→ **Instructions to follow**:
Copy out each line featuring the string "работ" from the entries beneath.

→ **Entries shown**:
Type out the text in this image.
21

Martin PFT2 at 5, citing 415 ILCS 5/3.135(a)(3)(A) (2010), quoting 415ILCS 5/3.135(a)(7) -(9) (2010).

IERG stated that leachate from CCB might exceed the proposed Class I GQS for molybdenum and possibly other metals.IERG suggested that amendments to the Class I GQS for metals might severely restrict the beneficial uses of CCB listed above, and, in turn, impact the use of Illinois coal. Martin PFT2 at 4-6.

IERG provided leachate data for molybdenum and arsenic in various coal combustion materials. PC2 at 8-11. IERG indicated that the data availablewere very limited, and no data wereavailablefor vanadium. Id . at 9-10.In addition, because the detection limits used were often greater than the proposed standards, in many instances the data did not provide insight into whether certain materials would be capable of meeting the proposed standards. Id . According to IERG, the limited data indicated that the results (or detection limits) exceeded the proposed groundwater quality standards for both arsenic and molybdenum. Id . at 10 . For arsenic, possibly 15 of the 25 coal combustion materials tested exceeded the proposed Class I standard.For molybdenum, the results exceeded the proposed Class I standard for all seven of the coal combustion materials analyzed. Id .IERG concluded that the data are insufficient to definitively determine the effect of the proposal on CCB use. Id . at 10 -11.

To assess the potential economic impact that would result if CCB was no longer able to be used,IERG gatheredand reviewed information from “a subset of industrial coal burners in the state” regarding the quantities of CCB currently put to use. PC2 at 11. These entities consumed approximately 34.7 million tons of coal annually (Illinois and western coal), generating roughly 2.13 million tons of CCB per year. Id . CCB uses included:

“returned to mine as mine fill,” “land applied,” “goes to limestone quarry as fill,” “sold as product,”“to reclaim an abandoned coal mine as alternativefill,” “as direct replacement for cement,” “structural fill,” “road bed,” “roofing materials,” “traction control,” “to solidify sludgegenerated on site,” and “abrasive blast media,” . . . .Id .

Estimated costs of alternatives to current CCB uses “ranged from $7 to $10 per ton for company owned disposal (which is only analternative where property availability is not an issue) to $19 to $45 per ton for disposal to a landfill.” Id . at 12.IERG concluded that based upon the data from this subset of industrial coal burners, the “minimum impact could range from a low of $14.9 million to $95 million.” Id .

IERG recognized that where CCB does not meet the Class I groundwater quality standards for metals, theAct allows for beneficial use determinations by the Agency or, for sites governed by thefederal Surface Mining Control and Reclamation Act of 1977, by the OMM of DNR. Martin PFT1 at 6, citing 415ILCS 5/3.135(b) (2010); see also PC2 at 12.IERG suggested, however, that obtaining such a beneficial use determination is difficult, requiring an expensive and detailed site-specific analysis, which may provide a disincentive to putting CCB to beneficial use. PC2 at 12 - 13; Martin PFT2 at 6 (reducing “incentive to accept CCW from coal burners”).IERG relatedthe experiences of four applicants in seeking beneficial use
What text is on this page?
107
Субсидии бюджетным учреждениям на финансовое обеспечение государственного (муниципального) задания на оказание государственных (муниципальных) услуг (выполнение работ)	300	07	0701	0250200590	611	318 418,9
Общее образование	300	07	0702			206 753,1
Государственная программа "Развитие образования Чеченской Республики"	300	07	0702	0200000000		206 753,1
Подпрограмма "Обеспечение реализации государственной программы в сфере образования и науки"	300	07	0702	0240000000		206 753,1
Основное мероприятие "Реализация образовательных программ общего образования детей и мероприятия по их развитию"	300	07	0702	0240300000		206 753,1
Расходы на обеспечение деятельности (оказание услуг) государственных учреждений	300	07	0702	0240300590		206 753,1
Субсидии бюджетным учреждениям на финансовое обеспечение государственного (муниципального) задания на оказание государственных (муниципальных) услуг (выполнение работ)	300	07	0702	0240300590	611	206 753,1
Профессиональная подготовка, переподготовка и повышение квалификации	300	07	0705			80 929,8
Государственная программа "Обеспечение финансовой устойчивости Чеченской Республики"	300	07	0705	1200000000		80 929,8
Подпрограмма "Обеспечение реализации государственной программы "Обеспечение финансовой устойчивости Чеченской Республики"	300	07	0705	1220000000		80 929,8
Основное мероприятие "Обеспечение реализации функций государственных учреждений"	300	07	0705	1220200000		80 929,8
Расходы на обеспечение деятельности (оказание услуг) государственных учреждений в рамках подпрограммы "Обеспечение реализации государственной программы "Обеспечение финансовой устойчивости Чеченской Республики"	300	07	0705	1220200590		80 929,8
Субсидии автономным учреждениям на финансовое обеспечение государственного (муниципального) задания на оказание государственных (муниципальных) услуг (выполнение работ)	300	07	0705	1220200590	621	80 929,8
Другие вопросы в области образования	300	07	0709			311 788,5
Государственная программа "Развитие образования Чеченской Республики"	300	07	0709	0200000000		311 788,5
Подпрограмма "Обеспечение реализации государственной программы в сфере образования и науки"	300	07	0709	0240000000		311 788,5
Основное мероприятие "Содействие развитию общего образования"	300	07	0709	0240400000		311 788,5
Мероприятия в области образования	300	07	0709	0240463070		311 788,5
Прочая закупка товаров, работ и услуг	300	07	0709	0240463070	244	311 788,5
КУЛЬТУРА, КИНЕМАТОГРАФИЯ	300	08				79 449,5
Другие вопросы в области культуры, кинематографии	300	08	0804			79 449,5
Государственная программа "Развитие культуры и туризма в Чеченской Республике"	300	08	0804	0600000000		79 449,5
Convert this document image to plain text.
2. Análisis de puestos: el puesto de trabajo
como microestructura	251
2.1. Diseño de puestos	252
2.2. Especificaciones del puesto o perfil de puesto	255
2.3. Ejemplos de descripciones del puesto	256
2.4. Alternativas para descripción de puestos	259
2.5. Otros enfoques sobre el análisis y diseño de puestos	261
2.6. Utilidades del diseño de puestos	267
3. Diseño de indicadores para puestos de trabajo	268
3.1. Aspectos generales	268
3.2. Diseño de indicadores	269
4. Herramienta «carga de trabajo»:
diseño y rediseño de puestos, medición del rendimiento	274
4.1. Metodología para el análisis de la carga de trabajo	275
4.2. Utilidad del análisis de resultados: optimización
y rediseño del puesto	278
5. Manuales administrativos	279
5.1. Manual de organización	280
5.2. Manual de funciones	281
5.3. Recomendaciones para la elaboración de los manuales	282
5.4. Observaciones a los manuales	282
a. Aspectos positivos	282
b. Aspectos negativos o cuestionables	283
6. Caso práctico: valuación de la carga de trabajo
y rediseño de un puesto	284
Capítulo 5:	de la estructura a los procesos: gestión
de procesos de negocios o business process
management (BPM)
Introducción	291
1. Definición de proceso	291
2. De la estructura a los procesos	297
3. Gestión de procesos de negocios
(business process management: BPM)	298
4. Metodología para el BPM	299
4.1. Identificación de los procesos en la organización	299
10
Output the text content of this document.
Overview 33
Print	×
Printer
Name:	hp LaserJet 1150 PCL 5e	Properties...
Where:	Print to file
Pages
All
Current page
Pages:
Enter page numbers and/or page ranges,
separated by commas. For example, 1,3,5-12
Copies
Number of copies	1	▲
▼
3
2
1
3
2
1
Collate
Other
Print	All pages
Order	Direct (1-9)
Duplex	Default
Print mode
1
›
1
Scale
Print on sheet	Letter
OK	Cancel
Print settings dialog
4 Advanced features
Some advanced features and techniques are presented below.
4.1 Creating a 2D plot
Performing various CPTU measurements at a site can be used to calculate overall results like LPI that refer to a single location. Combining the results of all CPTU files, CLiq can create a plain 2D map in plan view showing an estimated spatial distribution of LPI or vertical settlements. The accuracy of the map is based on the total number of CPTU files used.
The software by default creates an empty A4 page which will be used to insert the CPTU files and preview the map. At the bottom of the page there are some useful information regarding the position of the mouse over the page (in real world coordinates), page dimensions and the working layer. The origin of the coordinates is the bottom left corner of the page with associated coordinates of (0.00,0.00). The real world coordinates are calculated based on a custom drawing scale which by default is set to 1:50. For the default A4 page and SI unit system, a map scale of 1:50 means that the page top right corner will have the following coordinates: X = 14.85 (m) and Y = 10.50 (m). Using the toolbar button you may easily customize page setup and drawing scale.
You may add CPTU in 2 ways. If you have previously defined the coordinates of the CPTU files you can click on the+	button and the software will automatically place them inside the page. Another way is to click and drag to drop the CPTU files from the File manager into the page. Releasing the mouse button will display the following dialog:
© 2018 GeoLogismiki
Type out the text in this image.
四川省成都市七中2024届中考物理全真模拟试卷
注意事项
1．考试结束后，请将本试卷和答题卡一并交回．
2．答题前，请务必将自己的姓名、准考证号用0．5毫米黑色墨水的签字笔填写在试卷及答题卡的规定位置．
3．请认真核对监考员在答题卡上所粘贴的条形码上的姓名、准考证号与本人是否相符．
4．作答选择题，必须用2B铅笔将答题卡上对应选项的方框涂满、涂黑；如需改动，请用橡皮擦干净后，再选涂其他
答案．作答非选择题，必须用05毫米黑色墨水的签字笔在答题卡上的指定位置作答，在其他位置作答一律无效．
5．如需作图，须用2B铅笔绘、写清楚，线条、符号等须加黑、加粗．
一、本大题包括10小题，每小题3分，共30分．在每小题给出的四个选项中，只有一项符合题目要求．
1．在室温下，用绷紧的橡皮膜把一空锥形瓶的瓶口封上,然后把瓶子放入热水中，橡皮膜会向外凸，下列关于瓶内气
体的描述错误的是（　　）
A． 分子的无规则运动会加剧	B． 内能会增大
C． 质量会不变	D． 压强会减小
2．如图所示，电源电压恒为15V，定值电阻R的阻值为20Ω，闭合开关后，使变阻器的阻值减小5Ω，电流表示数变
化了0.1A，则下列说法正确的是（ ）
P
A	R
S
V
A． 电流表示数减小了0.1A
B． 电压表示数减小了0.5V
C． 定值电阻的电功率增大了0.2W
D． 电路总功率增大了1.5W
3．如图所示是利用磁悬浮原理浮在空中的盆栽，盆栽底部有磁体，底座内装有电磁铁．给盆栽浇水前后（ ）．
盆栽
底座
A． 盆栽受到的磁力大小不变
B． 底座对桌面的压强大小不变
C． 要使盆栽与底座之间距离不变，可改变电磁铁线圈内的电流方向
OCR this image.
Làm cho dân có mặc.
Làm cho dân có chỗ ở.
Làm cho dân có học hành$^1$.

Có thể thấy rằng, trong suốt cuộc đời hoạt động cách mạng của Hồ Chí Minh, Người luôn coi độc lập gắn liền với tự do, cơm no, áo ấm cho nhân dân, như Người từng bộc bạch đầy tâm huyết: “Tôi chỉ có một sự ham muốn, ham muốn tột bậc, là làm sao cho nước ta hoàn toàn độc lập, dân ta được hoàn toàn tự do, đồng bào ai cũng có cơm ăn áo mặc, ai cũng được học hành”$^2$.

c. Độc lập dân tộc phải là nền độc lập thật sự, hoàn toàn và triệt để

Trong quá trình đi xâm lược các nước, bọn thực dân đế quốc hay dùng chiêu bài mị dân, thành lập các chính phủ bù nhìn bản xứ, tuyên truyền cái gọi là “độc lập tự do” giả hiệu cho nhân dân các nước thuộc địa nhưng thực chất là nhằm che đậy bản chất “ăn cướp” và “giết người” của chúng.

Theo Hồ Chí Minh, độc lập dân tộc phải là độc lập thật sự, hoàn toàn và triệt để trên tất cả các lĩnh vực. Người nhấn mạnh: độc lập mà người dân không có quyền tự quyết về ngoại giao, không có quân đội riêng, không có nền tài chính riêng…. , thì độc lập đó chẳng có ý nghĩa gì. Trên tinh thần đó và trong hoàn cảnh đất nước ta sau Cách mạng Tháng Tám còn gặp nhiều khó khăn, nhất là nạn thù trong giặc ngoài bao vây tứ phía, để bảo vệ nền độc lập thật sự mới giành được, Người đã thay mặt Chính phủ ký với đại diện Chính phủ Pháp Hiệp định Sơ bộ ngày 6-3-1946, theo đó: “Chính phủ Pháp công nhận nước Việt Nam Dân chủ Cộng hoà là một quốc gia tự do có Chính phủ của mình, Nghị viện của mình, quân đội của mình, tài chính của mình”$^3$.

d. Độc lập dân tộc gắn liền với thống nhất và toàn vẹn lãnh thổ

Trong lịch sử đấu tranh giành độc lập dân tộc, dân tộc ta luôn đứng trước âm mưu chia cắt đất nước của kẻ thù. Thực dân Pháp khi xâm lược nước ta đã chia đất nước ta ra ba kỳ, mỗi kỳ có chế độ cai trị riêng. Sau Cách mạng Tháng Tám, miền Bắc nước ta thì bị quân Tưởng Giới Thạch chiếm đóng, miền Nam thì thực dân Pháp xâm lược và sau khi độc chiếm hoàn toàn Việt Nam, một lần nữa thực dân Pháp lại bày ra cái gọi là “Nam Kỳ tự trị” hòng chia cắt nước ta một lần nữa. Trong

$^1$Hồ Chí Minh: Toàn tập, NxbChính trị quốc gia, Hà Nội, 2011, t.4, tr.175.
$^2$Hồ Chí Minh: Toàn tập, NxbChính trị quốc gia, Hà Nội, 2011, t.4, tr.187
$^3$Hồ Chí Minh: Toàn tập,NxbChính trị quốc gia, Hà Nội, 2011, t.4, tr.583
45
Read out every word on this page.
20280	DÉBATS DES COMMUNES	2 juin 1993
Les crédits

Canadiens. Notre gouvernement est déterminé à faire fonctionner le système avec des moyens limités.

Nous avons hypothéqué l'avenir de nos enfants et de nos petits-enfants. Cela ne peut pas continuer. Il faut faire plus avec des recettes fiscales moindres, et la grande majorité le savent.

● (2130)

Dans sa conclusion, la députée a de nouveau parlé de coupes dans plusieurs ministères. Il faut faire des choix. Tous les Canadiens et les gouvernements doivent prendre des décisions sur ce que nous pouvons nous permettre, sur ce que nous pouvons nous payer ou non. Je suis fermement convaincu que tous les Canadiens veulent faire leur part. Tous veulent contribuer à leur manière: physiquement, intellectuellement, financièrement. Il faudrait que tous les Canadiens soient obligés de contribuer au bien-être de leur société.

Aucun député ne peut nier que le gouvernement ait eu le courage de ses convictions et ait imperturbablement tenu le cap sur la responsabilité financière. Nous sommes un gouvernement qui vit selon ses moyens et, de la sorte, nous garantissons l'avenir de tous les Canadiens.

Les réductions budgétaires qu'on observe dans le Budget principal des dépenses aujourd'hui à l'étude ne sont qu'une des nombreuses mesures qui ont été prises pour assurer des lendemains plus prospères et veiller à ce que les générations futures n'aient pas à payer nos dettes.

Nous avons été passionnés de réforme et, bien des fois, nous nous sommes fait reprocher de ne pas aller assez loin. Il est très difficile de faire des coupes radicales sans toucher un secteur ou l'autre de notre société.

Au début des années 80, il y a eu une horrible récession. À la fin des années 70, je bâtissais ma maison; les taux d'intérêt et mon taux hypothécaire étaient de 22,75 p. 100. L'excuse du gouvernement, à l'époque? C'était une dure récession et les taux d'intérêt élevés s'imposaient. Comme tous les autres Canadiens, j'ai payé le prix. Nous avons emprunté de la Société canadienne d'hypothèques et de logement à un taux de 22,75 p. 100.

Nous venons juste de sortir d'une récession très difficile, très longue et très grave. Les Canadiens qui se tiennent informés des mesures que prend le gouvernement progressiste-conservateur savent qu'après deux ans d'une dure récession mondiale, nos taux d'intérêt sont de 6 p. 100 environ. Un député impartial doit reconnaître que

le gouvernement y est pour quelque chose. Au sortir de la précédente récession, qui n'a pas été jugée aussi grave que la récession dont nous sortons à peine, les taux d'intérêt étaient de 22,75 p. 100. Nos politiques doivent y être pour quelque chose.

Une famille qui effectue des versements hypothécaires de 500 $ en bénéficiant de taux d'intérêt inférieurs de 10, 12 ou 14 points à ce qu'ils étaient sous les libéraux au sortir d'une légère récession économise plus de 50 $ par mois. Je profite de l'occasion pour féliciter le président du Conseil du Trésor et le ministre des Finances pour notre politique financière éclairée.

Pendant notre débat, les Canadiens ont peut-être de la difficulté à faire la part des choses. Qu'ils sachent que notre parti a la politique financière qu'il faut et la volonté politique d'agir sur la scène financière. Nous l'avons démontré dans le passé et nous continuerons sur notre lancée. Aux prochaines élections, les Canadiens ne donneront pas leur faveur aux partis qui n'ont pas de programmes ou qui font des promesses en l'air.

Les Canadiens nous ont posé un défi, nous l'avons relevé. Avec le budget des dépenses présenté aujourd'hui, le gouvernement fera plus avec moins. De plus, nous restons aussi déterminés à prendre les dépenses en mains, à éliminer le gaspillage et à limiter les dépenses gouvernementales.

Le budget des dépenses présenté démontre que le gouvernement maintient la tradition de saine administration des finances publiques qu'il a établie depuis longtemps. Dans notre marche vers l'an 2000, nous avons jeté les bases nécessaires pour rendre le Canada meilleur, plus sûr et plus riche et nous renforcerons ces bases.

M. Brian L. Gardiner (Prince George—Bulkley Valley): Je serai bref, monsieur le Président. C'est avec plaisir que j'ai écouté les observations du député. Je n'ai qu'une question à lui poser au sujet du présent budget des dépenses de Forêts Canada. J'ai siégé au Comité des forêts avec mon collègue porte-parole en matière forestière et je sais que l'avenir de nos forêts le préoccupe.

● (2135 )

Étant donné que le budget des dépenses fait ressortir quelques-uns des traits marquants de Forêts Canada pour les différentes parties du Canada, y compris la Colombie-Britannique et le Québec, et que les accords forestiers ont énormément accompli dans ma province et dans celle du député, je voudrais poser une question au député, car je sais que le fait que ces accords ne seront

→ **The solution**:
Субсидии бюджетным учреждениям на финансовое обеспечение государственного (муниципального) задания на оказание государственных (муниципальных) услуг (выполнение работ)	300	07	0701	0250200590	611	318 418,9
Субсидии бюджетным учреждениям на финансовое обеспечение государственного (муниципального) задания на оказание государственных (муниципальных) услуг (выполнение работ)	300	07	0702	0240300590	611	206 753,1
Субсидии автономным учреждениям на финансовое обеспечение государственного (муниципального) задания на оказание государственных (муниципальных) услуг (выполнение работ)	300	07	0705	1220200590	621	80 929,8
Прочая закупка товаров, работ и услуг	300	07	0709	0240463070	244	311 788,5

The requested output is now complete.